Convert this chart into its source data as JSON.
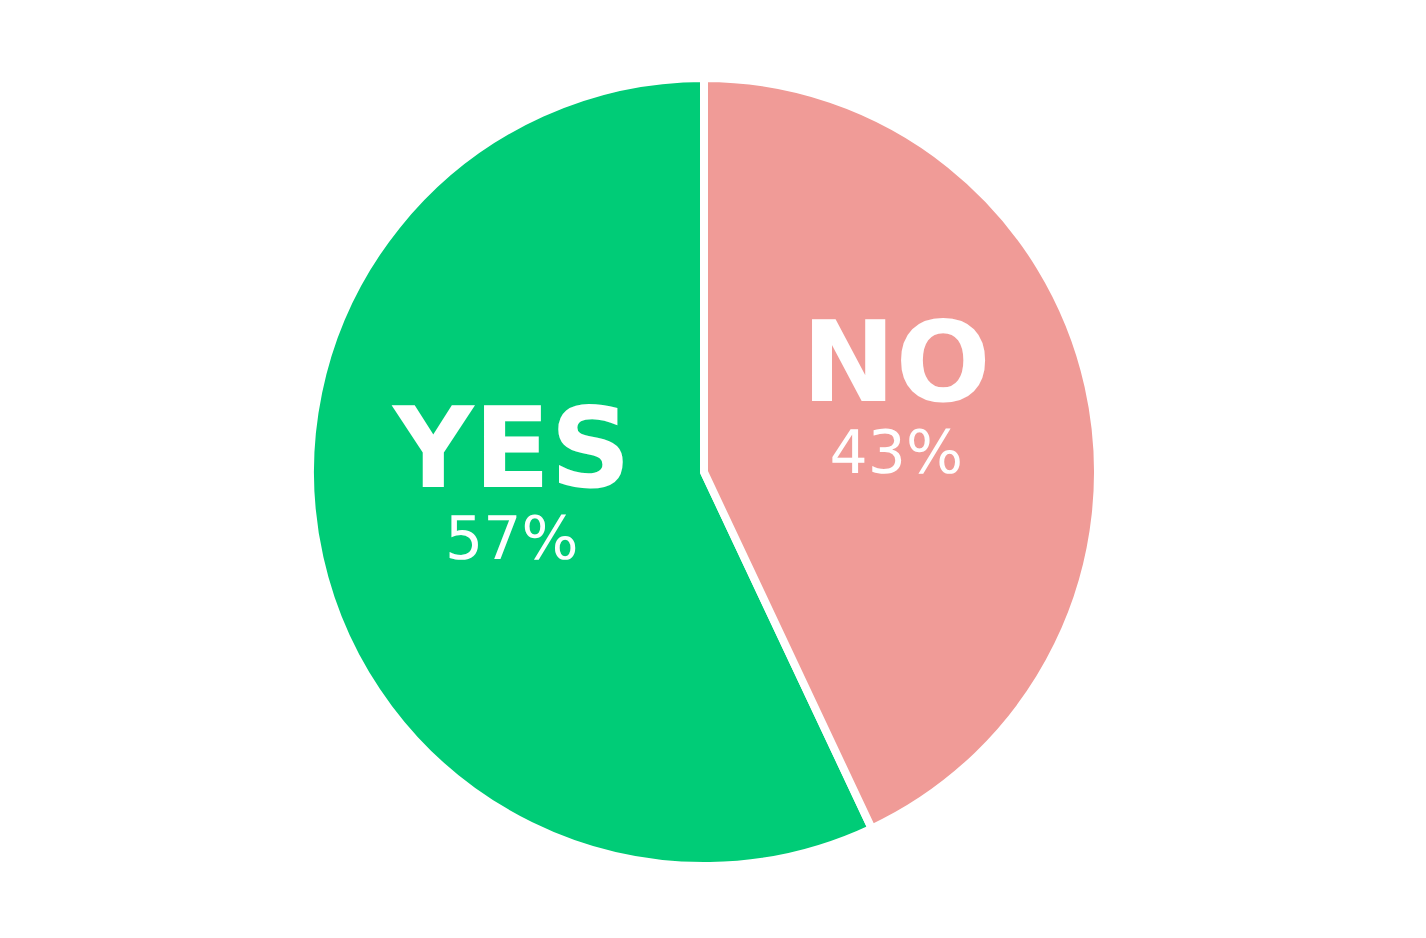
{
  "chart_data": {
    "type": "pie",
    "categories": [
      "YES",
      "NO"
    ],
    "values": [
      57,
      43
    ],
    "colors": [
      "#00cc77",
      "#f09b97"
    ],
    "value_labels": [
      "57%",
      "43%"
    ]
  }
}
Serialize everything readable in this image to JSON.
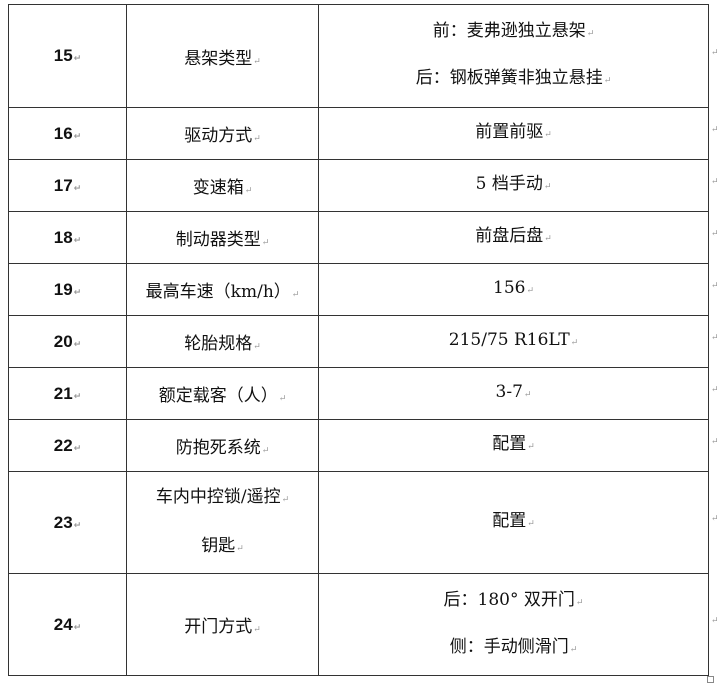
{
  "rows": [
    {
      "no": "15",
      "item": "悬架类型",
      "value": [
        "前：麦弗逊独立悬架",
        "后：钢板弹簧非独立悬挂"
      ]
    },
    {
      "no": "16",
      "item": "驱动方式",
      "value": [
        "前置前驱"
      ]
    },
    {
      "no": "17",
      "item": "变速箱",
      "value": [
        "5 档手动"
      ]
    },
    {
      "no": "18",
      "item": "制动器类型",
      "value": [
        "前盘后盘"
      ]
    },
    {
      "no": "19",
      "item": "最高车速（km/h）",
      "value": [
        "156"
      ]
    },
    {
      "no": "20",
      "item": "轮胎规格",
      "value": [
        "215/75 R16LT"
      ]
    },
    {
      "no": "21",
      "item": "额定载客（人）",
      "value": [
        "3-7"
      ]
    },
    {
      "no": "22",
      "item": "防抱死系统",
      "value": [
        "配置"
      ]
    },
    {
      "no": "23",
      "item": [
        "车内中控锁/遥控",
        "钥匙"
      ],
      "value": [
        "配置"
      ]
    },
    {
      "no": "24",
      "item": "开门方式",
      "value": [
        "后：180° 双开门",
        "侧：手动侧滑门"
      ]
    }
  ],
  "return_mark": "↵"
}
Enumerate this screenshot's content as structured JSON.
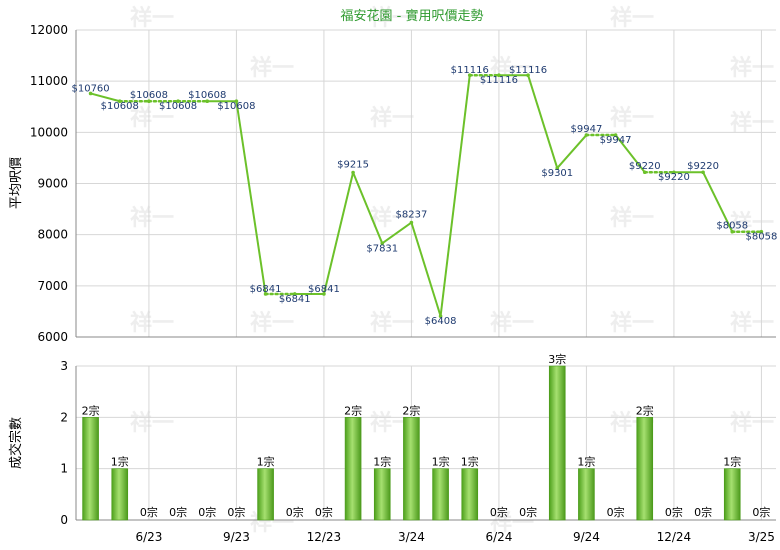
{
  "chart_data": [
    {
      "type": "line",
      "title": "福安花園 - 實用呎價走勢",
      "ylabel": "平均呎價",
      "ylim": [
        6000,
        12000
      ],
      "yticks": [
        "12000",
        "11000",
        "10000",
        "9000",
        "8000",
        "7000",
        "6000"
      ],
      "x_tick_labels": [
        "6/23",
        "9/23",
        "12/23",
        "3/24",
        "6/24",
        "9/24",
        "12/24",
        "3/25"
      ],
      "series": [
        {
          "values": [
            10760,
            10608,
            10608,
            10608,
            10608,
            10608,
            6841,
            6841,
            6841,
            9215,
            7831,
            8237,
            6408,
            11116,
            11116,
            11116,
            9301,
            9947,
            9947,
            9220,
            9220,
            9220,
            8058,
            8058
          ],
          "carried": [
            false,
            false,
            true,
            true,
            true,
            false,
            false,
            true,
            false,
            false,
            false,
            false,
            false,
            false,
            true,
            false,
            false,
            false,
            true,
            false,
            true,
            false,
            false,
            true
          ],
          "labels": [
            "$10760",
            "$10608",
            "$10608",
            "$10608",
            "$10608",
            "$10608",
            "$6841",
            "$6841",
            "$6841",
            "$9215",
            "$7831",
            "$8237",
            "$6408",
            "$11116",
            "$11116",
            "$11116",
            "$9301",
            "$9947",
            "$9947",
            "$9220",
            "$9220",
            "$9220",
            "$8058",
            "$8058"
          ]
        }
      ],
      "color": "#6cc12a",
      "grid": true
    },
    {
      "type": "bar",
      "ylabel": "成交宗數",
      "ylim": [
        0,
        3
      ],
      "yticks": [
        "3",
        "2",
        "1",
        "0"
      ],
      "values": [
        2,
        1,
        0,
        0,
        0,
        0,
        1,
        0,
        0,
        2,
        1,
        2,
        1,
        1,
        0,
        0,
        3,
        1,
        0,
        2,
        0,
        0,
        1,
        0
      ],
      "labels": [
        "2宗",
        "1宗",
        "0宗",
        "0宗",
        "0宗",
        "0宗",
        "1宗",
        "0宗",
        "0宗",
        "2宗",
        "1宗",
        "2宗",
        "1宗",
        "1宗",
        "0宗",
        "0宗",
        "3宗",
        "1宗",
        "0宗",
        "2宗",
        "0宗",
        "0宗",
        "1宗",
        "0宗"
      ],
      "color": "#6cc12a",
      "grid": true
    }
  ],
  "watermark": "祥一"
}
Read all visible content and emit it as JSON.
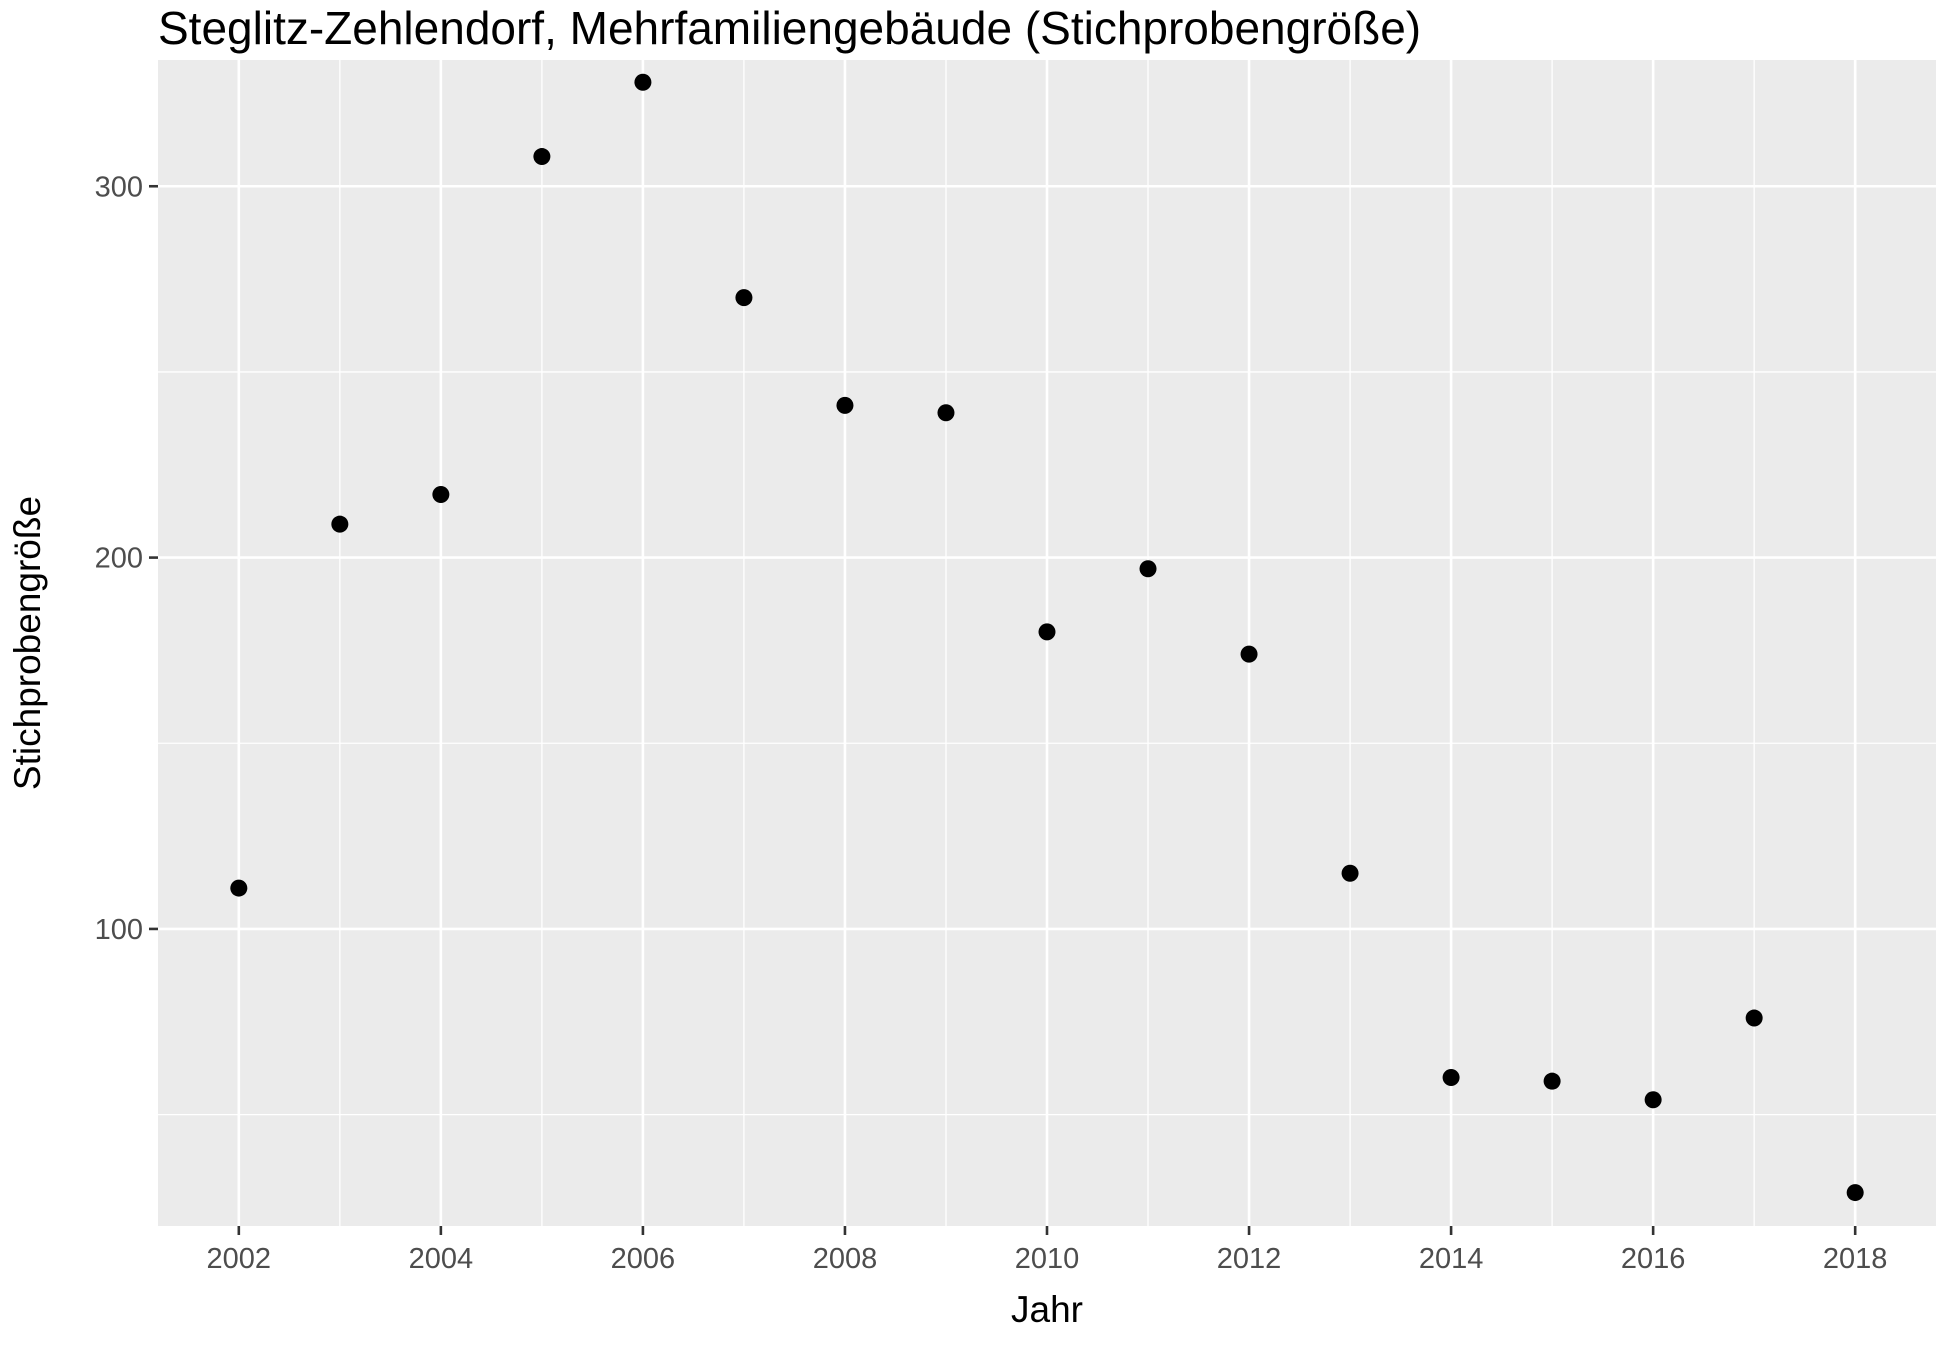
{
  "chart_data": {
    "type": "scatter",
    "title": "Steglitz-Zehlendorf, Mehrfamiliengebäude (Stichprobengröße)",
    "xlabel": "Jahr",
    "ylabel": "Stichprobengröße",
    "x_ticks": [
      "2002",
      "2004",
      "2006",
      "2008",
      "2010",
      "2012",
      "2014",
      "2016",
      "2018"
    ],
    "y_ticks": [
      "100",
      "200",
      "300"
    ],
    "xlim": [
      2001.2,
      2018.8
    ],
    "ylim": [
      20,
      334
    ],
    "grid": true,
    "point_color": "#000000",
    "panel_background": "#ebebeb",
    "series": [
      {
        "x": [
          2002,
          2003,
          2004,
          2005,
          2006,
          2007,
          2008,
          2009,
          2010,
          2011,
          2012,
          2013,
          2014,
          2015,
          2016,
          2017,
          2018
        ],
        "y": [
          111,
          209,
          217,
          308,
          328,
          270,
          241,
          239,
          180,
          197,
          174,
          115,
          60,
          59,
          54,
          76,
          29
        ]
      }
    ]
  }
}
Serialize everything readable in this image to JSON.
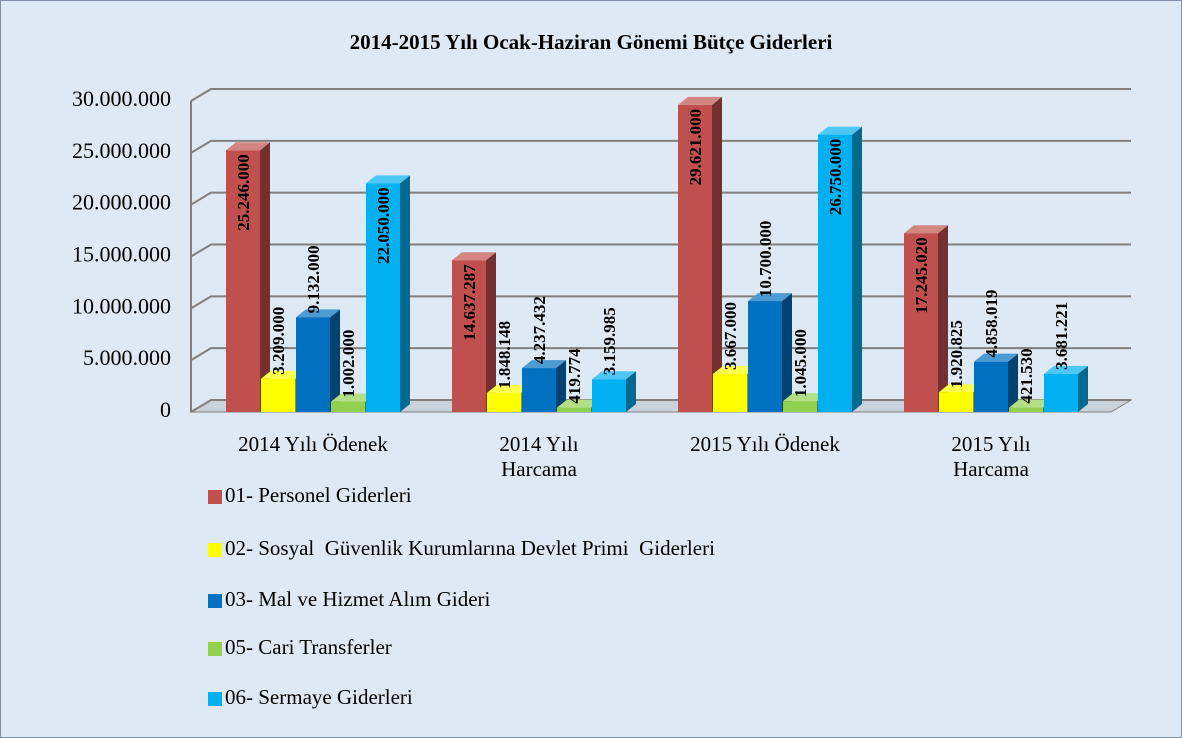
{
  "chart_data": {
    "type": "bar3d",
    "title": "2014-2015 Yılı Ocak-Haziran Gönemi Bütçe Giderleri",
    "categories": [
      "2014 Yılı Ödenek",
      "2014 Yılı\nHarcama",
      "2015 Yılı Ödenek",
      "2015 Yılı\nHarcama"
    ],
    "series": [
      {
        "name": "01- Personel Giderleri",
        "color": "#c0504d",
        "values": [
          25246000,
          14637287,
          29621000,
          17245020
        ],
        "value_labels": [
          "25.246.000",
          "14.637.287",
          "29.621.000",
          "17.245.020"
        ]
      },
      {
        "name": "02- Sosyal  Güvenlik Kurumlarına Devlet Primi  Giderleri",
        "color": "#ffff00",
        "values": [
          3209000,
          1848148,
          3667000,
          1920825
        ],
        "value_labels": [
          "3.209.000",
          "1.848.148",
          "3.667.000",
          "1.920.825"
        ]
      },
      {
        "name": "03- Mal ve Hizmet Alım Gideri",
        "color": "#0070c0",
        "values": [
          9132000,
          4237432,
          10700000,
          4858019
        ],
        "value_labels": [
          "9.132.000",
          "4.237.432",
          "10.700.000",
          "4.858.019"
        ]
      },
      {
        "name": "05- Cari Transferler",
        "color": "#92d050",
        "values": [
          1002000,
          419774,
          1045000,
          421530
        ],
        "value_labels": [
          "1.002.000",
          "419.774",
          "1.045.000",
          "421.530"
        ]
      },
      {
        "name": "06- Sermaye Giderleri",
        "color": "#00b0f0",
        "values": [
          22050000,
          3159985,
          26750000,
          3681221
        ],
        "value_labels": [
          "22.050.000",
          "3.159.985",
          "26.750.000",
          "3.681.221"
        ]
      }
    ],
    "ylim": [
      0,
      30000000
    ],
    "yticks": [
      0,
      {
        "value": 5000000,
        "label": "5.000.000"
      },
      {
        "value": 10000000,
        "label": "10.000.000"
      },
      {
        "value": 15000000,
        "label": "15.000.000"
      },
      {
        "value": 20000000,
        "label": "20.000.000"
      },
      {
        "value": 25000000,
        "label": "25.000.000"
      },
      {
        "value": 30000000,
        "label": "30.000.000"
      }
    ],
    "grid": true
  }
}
- - - -
*What the exercise asks*:
Copy out every line with the word "this".

*Solution to the exercise*:
Convert this chart into its source data as JSON.
Serialize everything readable in this image to JSON.
Enumerate this screenshot's content as structured JSON.
Serialize everything readable in this image to JSON.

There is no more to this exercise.